BEGIN

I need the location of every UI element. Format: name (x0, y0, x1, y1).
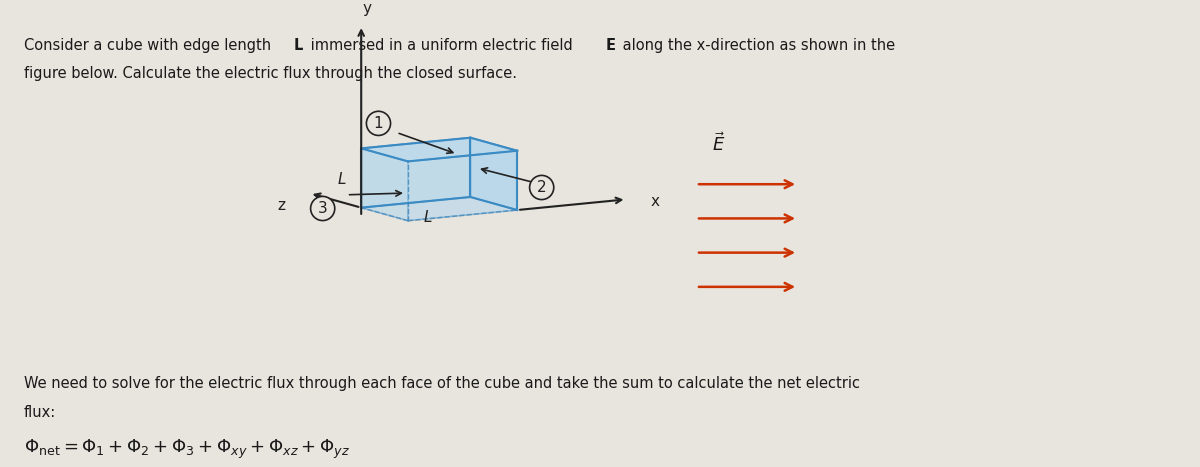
Text: along the x-direction as shown in the: along the x-direction as shown in the (618, 38, 895, 53)
Text: L: L (337, 172, 346, 187)
Text: 2: 2 (536, 180, 546, 195)
Polygon shape (408, 151, 517, 221)
Text: immersed in a uniform electric field: immersed in a uniform electric field (306, 38, 577, 53)
Text: flux:: flux: (24, 405, 56, 420)
Text: E: E (606, 38, 616, 53)
Polygon shape (361, 138, 517, 162)
Text: Consider a cube with edge length: Consider a cube with edge length (24, 38, 276, 53)
Polygon shape (361, 149, 408, 221)
Polygon shape (470, 138, 517, 210)
Polygon shape (361, 197, 517, 221)
Text: We need to solve for the electric flux through each face of the cube and take th: We need to solve for the electric flux t… (24, 376, 860, 391)
Text: L: L (294, 38, 304, 53)
Text: 1: 1 (373, 116, 383, 131)
Text: y: y (362, 1, 372, 16)
Text: x: x (650, 194, 660, 209)
Polygon shape (361, 138, 470, 208)
Text: 3: 3 (318, 201, 328, 216)
Text: $\vec{E}$: $\vec{E}$ (712, 132, 725, 155)
Text: figure below. Calculate the electric flux through the closed surface.: figure below. Calculate the electric flu… (24, 66, 517, 81)
Text: L: L (424, 210, 432, 225)
Text: $\Phi_{\mathrm{net}} = \Phi_1 + \Phi_2 + \Phi_3 + \Phi_{xy} + \Phi_{xz} + \Phi_{: $\Phi_{\mathrm{net}} = \Phi_1 + \Phi_2 +… (24, 438, 350, 460)
Text: z: z (277, 198, 286, 213)
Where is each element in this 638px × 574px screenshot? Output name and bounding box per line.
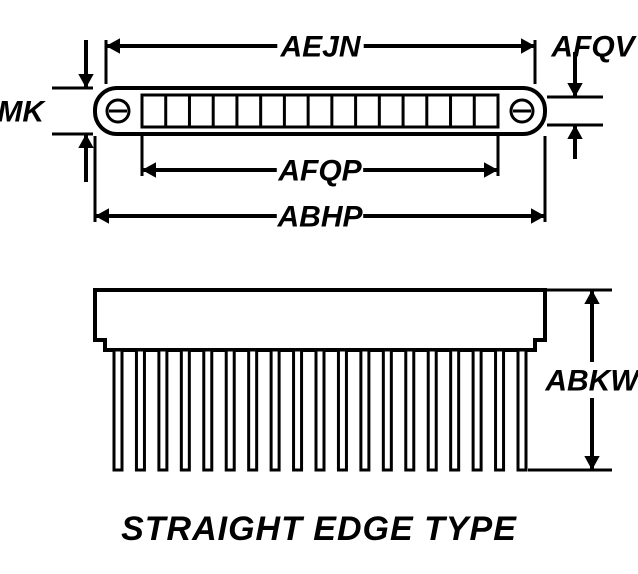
diagram-title: STRAIGHT EDGE TYPE <box>0 510 638 549</box>
svg-text:ABMK: ABMK <box>0 96 46 129</box>
svg-text:AFQP: AFQP <box>277 155 362 188</box>
svg-text:AFQV: AFQV <box>550 31 637 64</box>
svg-text:ABHP: ABHP <box>276 201 363 234</box>
svg-text:ABKW: ABKW <box>544 365 638 398</box>
diagram-canvas: AEJN AFQV ABMK AFQP ABHP ABKW <box>0 0 638 574</box>
svg-text:AEJN: AEJN <box>279 31 361 64</box>
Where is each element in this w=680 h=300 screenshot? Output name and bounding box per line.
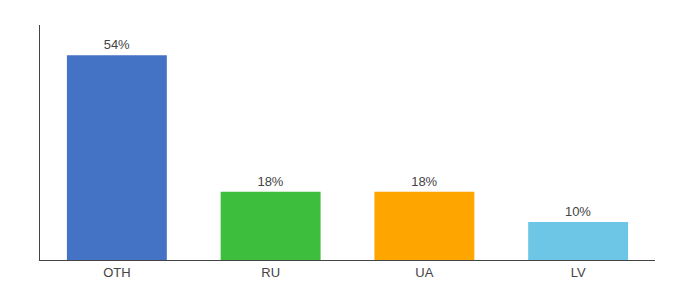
- svg-text:RU: RU: [261, 265, 280, 280]
- svg-text:OTH: OTH: [103, 265, 130, 280]
- svg-text:LV: LV: [571, 265, 586, 280]
- svg-text:10%: 10%: [565, 204, 591, 219]
- svg-text:18%: 18%: [257, 174, 283, 189]
- svg-text:UA: UA: [415, 265, 433, 280]
- svg-text:54%: 54%: [104, 37, 130, 52]
- svg-text:18%: 18%: [411, 174, 437, 189]
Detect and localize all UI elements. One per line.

END

Stated task
Reprint the material starting at the line containing "diagram-title: STRAIGHT EDGE" and ending at the end of the material, swapping "screenshot" for "image" and leaving every other word as it is. Leave out the pictures.

Exercise answer
diagram-title: STRAIGHT EDGE TYPE <box>0 510 638 549</box>
svg-text:ABMK: ABMK <box>0 96 46 129</box>
svg-text:AFQP: AFQP <box>277 155 362 188</box>
svg-text:AFQV: AFQV <box>550 31 637 64</box>
svg-text:ABHP: ABHP <box>276 201 363 234</box>
svg-text:ABKW: ABKW <box>544 365 638 398</box>
diagram-canvas: AEJN AFQV ABMK AFQP ABHP ABKW <box>0 0 638 574</box>
svg-text:AEJN: AEJN <box>279 31 361 64</box>
Where is each element in this w=680 h=300 image? Output name and bounding box per line.
- svg-text:RU: RU: [261, 265, 280, 280]
- svg-text:OTH: OTH: [103, 265, 130, 280]
- svg-text:LV: LV: [571, 265, 586, 280]
- svg-text:10%: 10%: [565, 204, 591, 219]
- svg-text:18%: 18%: [257, 174, 283, 189]
- svg-text:UA: UA: [415, 265, 433, 280]
- svg-text:54%: 54%: [104, 37, 130, 52]
- svg-text:18%: 18%: [411, 174, 437, 189]
Detect and localize all UI elements. One per line.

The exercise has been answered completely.